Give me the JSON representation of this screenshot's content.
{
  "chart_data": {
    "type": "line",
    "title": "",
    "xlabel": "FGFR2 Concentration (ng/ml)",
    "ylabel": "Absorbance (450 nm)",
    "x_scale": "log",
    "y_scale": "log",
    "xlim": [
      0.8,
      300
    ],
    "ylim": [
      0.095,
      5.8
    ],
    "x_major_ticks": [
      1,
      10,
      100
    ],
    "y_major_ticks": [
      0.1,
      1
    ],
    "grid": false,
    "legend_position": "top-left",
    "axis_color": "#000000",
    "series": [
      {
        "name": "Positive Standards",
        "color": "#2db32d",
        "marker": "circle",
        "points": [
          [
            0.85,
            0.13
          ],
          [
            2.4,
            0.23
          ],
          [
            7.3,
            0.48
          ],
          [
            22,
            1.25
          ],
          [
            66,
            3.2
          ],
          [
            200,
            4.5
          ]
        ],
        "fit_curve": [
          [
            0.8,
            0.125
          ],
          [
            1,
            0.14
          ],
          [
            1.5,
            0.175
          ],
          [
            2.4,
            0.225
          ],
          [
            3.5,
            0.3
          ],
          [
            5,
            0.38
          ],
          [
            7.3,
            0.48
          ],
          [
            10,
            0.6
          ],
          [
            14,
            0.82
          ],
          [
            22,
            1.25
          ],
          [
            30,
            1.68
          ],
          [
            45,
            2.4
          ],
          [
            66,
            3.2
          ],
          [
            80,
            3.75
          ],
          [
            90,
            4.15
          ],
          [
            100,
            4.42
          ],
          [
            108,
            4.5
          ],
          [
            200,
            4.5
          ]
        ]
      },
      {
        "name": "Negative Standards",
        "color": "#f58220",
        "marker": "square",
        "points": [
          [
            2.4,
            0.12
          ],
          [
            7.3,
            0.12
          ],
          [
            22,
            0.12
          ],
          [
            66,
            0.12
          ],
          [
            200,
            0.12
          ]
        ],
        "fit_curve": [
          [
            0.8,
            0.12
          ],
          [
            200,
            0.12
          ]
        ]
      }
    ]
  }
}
------------------------------------------------------------------------
→ Stated task
Copy out the whole listing exactly as written.

→ The solution
Give me the JSON representation of this screenshot's content.
{
  "chart_data": {
    "type": "line",
    "title": "",
    "xlabel": "FGFR2 Concentration (ng/ml)",
    "ylabel": "Absorbance (450 nm)",
    "x_scale": "log",
    "y_scale": "log",
    "xlim": [
      0.8,
      300
    ],
    "ylim": [
      0.095,
      5.8
    ],
    "x_major_ticks": [
      1,
      10,
      100
    ],
    "y_major_ticks": [
      0.1,
      1
    ],
    "grid": false,
    "legend_position": "top-left",
    "axis_color": "#000000",
    "series": [
      {
        "name": "Positive Standards",
        "color": "#2db32d",
        "marker": "circle",
        "points": [
          [
            0.85,
            0.13
          ],
          [
            2.4,
            0.23
          ],
          [
            7.3,
            0.48
          ],
          [
            22,
            1.25
          ],
          [
            66,
            3.2
          ],
          [
            200,
            4.5
          ]
        ],
        "fit_curve": [
          [
            0.8,
            0.125
          ],
          [
            1,
            0.14
          ],
          [
            1.5,
            0.175
          ],
          [
            2.4,
            0.225
          ],
          [
            3.5,
            0.3
          ],
          [
            5,
            0.38
          ],
          [
            7.3,
            0.48
          ],
          [
            10,
            0.6
          ],
          [
            14,
            0.82
          ],
          [
            22,
            1.25
          ],
          [
            30,
            1.68
          ],
          [
            45,
            2.4
          ],
          [
            66,
            3.2
          ],
          [
            80,
            3.75
          ],
          [
            90,
            4.15
          ],
          [
            100,
            4.42
          ],
          [
            108,
            4.5
          ],
          [
            200,
            4.5
          ]
        ]
      },
      {
        "name": "Negative Standards",
        "color": "#f58220",
        "marker": "square",
        "points": [
          [
            2.4,
            0.12
          ],
          [
            7.3,
            0.12
          ],
          [
            22,
            0.12
          ],
          [
            66,
            0.12
          ],
          [
            200,
            0.12
          ]
        ],
        "fit_curve": [
          [
            0.8,
            0.12
          ],
          [
            200,
            0.12
          ]
        ]
      }
    ]
  }
}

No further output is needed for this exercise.